EXERCISE AIM: Filter for the word "JSON" and keep each matching line.

[Dataset items]
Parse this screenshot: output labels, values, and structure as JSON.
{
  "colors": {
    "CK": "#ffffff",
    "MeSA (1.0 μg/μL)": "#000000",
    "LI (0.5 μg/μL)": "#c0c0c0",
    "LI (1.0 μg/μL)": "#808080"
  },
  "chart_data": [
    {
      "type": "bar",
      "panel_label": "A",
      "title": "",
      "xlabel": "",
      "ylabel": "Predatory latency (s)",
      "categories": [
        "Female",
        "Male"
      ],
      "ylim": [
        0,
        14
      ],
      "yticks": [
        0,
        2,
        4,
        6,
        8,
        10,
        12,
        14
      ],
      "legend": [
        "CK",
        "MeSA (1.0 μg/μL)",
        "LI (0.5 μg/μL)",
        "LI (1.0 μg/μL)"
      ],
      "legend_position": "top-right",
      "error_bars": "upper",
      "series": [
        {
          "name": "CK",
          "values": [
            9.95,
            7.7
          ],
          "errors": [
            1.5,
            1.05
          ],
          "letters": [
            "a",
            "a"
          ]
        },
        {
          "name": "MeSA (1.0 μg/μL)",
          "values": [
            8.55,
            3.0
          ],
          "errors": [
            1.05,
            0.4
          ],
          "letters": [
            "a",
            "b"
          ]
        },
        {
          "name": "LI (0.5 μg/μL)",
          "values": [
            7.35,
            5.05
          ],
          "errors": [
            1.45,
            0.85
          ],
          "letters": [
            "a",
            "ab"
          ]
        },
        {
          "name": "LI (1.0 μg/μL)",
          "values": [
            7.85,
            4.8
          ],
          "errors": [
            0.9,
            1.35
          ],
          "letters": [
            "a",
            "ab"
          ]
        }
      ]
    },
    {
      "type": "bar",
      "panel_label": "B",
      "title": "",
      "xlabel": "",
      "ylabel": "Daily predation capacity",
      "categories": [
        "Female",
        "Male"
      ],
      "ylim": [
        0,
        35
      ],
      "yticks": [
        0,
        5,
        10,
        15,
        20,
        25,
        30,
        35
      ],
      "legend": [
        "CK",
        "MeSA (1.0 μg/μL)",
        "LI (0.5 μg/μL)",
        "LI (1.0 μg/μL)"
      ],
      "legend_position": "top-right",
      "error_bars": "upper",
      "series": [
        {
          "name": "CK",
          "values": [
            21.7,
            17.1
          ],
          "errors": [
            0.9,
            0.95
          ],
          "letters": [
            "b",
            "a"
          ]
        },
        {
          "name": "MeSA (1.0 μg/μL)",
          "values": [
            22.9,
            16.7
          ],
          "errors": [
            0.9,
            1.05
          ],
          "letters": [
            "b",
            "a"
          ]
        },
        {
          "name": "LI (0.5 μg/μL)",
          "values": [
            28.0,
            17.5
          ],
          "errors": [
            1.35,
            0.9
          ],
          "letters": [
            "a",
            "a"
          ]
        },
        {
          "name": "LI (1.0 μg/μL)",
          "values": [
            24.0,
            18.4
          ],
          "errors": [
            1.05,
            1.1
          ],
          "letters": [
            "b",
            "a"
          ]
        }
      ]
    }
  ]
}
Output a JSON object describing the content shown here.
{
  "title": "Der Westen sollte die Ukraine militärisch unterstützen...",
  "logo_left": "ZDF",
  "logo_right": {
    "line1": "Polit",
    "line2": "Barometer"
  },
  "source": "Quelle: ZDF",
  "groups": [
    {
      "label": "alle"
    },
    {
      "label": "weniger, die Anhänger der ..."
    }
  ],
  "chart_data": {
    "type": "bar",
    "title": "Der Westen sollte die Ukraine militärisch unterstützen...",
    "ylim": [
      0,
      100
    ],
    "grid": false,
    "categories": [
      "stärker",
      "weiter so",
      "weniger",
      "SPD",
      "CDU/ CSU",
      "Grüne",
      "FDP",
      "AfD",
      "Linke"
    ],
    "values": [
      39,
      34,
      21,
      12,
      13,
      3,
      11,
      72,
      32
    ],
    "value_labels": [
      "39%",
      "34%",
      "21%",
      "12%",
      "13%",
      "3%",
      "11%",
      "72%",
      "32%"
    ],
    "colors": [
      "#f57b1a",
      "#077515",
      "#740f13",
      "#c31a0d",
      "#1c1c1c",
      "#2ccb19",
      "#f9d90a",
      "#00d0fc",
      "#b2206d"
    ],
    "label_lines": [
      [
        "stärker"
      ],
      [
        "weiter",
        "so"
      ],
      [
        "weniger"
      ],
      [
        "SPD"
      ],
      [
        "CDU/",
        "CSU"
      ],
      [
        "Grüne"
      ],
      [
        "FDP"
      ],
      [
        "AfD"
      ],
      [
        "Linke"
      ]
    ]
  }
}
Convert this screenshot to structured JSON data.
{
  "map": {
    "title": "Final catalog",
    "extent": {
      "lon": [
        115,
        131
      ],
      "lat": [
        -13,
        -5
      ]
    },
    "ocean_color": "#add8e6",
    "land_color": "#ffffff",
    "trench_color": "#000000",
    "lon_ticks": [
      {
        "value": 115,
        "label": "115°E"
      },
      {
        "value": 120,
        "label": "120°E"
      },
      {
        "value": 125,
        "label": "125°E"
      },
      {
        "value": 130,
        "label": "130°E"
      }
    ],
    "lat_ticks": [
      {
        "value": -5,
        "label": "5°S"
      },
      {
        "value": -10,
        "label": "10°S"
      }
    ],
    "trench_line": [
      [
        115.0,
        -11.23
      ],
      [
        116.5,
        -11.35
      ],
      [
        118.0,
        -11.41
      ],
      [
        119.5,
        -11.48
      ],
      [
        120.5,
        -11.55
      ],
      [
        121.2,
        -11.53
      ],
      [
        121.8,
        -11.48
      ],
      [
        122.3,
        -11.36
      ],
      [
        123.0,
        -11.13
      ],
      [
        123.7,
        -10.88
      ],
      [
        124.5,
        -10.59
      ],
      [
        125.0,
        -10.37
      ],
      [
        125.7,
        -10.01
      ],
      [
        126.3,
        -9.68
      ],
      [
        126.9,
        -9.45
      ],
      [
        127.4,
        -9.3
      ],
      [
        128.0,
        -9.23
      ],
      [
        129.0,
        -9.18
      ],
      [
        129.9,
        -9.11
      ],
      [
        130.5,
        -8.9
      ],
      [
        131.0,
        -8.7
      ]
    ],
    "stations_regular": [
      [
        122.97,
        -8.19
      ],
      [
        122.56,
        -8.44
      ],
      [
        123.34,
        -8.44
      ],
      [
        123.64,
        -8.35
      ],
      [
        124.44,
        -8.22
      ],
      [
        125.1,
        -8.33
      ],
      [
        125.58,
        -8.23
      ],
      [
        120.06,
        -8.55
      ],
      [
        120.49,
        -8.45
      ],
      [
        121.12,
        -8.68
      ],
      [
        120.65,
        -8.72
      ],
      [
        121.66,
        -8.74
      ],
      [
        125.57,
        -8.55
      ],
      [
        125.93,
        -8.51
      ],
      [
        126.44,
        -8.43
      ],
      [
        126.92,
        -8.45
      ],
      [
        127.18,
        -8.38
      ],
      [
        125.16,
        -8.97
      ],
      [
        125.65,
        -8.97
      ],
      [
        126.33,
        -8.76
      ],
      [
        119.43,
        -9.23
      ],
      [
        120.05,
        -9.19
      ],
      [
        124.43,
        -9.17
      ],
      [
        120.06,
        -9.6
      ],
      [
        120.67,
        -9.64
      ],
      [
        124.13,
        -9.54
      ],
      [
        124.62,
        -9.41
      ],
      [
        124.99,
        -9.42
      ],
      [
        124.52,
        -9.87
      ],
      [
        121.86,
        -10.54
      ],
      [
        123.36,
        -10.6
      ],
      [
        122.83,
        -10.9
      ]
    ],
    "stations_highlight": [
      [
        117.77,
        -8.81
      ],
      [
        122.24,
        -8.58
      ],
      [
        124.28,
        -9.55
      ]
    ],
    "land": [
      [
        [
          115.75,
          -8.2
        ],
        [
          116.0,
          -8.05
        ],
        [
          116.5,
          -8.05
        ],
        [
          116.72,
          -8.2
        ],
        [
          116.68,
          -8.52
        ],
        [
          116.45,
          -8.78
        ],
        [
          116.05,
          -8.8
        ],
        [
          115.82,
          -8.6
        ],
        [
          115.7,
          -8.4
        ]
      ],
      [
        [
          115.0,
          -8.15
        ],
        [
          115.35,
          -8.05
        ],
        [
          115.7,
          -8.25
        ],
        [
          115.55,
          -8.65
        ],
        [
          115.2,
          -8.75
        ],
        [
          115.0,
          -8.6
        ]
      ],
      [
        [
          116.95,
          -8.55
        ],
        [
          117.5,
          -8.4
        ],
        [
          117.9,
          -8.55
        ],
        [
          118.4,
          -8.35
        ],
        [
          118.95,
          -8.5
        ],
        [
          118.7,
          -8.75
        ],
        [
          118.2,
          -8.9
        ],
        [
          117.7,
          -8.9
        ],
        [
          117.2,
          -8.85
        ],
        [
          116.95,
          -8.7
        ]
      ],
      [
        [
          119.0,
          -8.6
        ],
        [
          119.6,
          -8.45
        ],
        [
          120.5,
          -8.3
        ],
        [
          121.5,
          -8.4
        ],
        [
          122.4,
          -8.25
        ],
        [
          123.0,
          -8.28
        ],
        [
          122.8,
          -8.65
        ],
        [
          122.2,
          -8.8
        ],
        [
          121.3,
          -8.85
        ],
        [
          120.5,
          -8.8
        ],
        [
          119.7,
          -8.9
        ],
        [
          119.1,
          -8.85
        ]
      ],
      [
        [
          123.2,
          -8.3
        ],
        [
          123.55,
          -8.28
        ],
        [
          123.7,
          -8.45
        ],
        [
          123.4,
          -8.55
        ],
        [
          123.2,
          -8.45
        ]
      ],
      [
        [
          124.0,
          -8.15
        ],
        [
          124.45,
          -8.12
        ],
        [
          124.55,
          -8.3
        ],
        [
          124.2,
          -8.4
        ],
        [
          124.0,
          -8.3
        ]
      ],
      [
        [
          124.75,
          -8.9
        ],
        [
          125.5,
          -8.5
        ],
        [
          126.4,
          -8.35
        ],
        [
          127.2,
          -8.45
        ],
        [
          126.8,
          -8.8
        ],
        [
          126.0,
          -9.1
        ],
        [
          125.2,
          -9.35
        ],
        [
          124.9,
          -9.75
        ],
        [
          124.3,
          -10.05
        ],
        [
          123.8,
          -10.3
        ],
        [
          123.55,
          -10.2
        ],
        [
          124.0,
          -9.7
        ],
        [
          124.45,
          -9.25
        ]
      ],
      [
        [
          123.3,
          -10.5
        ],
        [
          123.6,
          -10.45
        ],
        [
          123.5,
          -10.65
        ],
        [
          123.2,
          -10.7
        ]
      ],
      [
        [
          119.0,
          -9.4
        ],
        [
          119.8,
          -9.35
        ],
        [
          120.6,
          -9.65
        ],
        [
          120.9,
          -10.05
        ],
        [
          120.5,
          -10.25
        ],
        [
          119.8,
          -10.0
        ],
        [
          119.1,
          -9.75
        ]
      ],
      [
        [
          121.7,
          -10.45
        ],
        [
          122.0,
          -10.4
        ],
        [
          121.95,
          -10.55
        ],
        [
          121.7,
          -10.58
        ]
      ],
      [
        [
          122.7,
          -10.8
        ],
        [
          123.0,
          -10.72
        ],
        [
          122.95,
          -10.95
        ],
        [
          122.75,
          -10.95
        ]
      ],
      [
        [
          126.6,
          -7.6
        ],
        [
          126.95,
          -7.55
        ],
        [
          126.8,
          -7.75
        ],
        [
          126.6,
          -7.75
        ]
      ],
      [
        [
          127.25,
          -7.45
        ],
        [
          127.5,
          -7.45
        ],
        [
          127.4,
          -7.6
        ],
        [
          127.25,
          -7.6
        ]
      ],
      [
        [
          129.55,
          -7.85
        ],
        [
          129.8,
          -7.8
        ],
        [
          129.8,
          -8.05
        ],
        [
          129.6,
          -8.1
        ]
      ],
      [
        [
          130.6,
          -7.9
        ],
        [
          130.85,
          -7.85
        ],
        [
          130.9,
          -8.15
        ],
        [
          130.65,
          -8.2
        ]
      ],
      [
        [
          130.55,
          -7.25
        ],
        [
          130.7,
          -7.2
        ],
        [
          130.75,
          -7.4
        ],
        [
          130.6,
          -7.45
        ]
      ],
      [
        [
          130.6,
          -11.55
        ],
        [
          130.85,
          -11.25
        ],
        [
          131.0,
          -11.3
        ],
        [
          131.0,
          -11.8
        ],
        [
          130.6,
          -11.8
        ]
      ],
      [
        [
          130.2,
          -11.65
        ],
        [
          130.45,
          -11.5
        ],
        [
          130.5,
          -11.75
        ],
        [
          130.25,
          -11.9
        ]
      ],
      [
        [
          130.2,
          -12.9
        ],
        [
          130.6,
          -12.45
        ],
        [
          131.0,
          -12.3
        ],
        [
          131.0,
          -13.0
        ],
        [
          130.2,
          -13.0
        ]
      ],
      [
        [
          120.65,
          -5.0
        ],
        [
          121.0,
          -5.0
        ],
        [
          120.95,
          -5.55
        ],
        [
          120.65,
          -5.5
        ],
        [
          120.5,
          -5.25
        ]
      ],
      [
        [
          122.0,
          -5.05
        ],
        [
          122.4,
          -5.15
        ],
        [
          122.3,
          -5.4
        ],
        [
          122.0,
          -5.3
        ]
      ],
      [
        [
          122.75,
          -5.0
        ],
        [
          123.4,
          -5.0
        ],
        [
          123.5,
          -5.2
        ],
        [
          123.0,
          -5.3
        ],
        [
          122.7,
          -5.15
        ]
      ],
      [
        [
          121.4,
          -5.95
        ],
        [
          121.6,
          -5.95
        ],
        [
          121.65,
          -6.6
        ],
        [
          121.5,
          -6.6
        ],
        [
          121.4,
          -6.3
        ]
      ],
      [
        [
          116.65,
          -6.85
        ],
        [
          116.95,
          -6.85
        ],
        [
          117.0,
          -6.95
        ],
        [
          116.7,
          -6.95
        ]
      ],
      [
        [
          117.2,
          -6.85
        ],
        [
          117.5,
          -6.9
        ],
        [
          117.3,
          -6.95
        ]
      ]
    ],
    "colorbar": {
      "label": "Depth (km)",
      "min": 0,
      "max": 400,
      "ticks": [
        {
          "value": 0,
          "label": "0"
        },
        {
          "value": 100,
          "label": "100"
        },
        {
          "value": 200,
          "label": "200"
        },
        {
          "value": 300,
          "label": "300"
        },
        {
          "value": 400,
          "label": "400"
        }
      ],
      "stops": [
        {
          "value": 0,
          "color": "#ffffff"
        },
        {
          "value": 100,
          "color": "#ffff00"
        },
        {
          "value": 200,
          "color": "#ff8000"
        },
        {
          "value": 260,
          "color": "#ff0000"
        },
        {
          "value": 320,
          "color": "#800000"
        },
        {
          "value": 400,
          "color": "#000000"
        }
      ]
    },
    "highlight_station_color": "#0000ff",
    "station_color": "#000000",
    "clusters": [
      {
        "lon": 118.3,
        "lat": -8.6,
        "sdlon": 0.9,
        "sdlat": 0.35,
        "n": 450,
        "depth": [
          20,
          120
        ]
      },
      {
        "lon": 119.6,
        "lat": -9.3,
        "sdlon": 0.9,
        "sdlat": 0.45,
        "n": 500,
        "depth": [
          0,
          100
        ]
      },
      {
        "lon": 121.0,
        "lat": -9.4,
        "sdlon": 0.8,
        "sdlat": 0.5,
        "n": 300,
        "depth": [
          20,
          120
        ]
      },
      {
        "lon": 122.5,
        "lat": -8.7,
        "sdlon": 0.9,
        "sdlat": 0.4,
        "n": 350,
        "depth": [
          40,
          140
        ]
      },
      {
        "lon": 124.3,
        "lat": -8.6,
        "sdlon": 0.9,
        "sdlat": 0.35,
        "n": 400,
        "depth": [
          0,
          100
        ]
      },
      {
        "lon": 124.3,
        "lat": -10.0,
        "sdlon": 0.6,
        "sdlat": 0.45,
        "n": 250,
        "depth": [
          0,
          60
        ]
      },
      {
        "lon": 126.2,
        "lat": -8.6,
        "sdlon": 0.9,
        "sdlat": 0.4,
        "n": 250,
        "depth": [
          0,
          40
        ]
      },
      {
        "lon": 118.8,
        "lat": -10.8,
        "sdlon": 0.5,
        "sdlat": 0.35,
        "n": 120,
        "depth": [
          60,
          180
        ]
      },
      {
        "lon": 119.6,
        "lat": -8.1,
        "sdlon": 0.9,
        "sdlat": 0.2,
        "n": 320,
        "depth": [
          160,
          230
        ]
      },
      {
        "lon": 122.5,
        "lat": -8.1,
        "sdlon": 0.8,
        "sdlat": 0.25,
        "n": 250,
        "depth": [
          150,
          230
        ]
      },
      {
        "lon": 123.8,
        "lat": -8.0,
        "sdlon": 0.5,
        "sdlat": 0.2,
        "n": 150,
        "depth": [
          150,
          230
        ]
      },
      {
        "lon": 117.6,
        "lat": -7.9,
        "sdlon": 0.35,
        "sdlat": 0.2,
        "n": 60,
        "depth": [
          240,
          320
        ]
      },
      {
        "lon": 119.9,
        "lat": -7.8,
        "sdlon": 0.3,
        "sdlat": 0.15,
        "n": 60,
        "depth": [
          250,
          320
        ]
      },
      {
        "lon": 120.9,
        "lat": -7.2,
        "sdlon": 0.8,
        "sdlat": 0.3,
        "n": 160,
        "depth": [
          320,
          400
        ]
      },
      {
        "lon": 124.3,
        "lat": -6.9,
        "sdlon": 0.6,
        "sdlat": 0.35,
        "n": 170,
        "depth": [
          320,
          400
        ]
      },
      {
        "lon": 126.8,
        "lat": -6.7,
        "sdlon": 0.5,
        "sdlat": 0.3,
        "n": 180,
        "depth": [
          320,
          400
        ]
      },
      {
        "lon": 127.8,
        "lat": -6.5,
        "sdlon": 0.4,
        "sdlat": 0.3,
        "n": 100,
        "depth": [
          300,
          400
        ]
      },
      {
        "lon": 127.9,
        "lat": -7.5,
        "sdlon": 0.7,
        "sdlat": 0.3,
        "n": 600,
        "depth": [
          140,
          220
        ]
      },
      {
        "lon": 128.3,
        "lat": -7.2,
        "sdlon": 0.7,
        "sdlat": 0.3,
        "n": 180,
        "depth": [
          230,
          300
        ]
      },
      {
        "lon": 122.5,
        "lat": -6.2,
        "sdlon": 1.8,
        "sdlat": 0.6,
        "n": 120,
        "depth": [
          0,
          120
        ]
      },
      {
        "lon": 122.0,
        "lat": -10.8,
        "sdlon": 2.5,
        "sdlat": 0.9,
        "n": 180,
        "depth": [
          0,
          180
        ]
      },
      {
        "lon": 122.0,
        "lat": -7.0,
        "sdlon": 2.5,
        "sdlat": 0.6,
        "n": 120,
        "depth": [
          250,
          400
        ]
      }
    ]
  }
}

RESULT FOR THIS TASK:
Parse this screenshot: output labels, values, and structure as JSON.
Output a JSON object describing the content shown here.
Convert this screenshot to structured JSON data.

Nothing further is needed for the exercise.